__Excerpt from a dataset__.
--- BEGIN ---

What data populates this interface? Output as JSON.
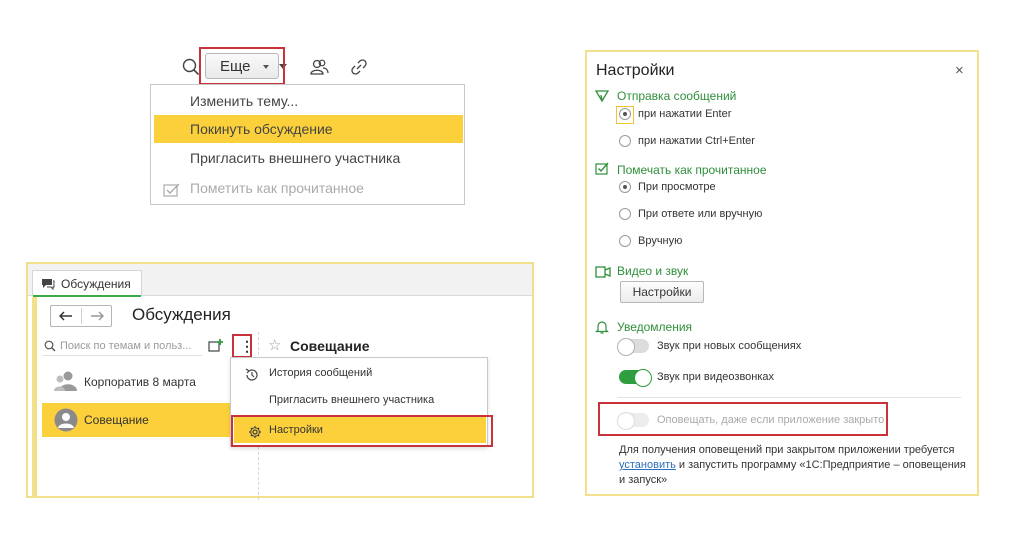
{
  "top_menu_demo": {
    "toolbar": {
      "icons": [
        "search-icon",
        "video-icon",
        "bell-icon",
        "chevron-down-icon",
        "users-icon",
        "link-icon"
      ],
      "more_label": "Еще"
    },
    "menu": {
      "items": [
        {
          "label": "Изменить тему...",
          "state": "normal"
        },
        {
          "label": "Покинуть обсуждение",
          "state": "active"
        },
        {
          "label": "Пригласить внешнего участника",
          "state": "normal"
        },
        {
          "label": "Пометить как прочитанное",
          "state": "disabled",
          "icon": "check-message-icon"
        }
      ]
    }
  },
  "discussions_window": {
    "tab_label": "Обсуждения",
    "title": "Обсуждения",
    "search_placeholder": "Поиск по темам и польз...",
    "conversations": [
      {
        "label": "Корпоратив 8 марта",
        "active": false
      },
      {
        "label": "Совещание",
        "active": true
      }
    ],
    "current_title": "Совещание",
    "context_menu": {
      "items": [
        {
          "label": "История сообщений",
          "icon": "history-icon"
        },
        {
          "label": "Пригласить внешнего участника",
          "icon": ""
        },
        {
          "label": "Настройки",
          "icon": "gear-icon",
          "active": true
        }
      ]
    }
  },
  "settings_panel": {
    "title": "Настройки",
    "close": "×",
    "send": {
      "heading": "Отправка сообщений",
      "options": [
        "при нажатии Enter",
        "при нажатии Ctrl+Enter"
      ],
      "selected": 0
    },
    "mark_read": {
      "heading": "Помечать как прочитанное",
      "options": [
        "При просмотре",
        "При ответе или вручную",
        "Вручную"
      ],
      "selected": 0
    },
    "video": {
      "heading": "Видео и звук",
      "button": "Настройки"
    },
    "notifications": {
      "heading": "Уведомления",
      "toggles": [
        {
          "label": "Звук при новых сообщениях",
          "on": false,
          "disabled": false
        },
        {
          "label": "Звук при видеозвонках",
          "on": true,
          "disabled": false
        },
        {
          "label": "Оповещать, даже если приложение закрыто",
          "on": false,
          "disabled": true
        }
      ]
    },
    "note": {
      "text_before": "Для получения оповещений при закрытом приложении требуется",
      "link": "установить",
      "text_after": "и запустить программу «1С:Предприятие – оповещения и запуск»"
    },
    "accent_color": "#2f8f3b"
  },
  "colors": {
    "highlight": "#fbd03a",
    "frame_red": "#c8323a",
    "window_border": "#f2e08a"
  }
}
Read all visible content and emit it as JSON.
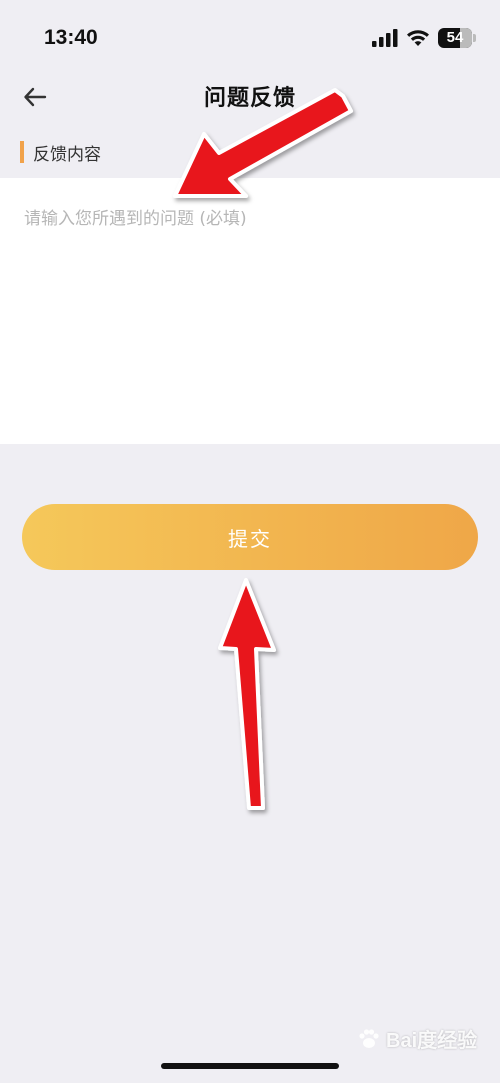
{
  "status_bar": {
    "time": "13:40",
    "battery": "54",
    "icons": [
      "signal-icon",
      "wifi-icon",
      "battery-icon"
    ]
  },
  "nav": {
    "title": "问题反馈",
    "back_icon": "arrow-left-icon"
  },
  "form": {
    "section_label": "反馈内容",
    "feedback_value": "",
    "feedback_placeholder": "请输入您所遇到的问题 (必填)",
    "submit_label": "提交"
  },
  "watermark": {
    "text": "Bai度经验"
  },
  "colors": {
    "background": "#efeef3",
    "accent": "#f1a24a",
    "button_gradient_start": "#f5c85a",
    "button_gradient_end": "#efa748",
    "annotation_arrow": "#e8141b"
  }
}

--- END ---

__To do__. Output nothing but the number of lines in the data containing the string "true".

__Problem solution__. 4